## Task instructions
Write out every entry word for word.

## Data entries
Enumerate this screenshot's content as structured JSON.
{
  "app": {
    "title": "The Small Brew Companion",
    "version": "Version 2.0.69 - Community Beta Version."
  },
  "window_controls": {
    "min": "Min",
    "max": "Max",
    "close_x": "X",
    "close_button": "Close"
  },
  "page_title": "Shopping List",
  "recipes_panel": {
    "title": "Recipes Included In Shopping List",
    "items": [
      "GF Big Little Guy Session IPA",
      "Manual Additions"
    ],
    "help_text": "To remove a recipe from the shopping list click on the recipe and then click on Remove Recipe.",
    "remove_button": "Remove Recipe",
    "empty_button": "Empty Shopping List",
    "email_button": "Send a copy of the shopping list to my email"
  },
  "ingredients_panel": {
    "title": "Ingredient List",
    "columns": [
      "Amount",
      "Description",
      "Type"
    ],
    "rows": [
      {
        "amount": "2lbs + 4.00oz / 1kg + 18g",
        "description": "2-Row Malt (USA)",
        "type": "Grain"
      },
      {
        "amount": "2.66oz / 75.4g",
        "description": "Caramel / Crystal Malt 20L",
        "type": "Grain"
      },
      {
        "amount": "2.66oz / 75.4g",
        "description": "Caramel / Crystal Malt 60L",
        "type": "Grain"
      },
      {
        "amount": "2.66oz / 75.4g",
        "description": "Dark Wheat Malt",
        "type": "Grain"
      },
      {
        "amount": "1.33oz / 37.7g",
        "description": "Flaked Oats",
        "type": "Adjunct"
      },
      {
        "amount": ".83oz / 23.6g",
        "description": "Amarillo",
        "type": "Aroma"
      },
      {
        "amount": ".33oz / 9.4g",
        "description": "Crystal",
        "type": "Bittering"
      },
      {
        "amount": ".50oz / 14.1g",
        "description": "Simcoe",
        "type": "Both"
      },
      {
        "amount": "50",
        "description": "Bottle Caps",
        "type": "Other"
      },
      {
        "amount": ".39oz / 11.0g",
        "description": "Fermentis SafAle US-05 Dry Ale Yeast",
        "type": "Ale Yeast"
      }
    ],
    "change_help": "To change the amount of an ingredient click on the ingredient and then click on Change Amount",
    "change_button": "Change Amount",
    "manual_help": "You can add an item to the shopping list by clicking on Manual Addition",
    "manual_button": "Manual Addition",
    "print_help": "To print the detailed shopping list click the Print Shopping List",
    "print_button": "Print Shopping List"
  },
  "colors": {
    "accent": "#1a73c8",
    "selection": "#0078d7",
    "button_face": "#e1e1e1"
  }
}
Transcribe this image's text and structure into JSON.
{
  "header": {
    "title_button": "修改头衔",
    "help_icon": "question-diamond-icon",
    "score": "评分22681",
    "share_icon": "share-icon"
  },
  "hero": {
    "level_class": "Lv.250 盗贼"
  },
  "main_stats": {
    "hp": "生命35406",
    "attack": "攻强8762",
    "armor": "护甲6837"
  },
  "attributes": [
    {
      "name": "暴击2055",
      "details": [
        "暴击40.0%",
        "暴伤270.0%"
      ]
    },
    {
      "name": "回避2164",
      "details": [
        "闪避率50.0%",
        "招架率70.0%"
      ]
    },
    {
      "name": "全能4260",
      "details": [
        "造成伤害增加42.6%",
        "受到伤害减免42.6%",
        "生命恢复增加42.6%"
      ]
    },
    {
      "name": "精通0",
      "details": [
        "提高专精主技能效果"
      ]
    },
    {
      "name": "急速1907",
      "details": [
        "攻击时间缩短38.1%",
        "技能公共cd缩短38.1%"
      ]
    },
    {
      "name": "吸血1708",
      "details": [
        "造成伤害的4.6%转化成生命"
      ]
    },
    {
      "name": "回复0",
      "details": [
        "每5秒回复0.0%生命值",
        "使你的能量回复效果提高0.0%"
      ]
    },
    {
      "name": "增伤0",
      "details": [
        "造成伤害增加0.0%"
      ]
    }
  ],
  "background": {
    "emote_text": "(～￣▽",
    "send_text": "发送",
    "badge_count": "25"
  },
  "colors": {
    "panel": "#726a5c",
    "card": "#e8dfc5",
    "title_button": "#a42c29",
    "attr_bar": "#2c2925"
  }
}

## Output for this task
Enumerate this screenshot's content as structured JSON.
{
  "app": {
    "title": "The Small Brew Companion",
    "version": "Version 2.0.69 - Community Beta Version."
  },
  "window_controls": {
    "min": "Min",
    "max": "Max",
    "close_x": "X",
    "close_button": "Close"
  },
  "page_title": "Shopping List",
  "recipes_panel": {
    "title": "Recipes Included In Shopping List",
    "items": [
      "GF Big Little Guy Session IPA",
      "Manual Additions"
    ],
    "help_text": "To remove a recipe from the shopping list click on the recipe and then click on Remove Recipe.",
    "remove_button": "Remove Recipe",
    "empty_button": "Empty Shopping List",
    "email_button": "Send a copy of the shopping list to my email"
  },
  "ingredients_panel": {
    "title": "Ingredient List",
    "columns": [
      "Amount",
      "Description",
      "Type"
    ],
    "rows": [
      {
        "amount": "2lbs + 4.00oz / 1kg + 18g",
        "description": "2-Row Malt (USA)",
        "type": "Grain"
      },
      {
        "amount": "2.66oz / 75.4g",
        "description": "Caramel / Crystal Malt 20L",
        "type": "Grain"
      },
      {
        "amount": "2.66oz / 75.4g",
        "description": "Caramel / Crystal Malt 60L",
        "type": "Grain"
      },
      {
        "amount": "2.66oz / 75.4g",
        "description": "Dark Wheat Malt",
        "type": "Grain"
      },
      {
        "amount": "1.33oz / 37.7g",
        "description": "Flaked Oats",
        "type": "Adjunct"
      },
      {
        "amount": ".83oz / 23.6g",
        "description": "Amarillo",
        "type": "Aroma"
      },
      {
        "amount": ".33oz / 9.4g",
        "description": "Crystal",
        "type": "Bittering"
      },
      {
        "amount": ".50oz / 14.1g",
        "description": "Simcoe",
        "type": "Both"
      },
      {
        "amount": "50",
        "description": "Bottle Caps",
        "type": "Other"
      },
      {
        "amount": ".39oz / 11.0g",
        "description": "Fermentis SafAle US-05 Dry Ale Yeast",
        "type": "Ale Yeast"
      }
    ],
    "change_help": "To change the amount of an ingredient click on the ingredient and then click on Change Amount",
    "change_button": "Change Amount",
    "manual_help": "You can add an item to the shopping list by clicking on Manual Addition",
    "manual_button": "Manual Addition",
    "print_help": "To print the detailed shopping list click the Print Shopping List",
    "print_button": "Print Shopping List"
  },
  "colors": {
    "accent": "#1a73c8",
    "selection": "#0078d7",
    "button_face": "#e1e1e1"
  }
}
Transcribe this image's text and structure into JSON.
{
  "header": {
    "title_button": "修改头衔",
    "help_icon": "question-diamond-icon",
    "score": "评分22681",
    "share_icon": "share-icon"
  },
  "hero": {
    "level_class": "Lv.250 盗贼"
  },
  "main_stats": {
    "hp": "生命35406",
    "attack": "攻强8762",
    "armor": "护甲6837"
  },
  "attributes": [
    {
      "name": "暴击2055",
      "details": [
        "暴击40.0%",
        "暴伤270.0%"
      ]
    },
    {
      "name": "回避2164",
      "details": [
        "闪避率50.0%",
        "招架率70.0%"
      ]
    },
    {
      "name": "全能4260",
      "details": [
        "造成伤害增加42.6%",
        "受到伤害减免42.6%",
        "生命恢复增加42.6%"
      ]
    },
    {
      "name": "精通0",
      "details": [
        "提高专精主技能效果"
      ]
    },
    {
      "name": "急速1907",
      "details": [
        "攻击时间缩短38.1%",
        "技能公共cd缩短38.1%"
      ]
    },
    {
      "name": "吸血1708",
      "details": [
        "造成伤害的4.6%转化成生命"
      ]
    },
    {
      "name": "回复0",
      "details": [
        "每5秒回复0.0%生命值",
        "使你的能量回复效果提高0.0%"
      ]
    },
    {
      "name": "增伤0",
      "details": [
        "造成伤害增加0.0%"
      ]
    }
  ],
  "background": {
    "emote_text": "(～￣▽",
    "send_text": "发送",
    "badge_count": "25"
  },
  "colors": {
    "panel": "#726a5c",
    "card": "#e8dfc5",
    "title_button": "#a42c29",
    "attr_bar": "#2c2925"
  }
}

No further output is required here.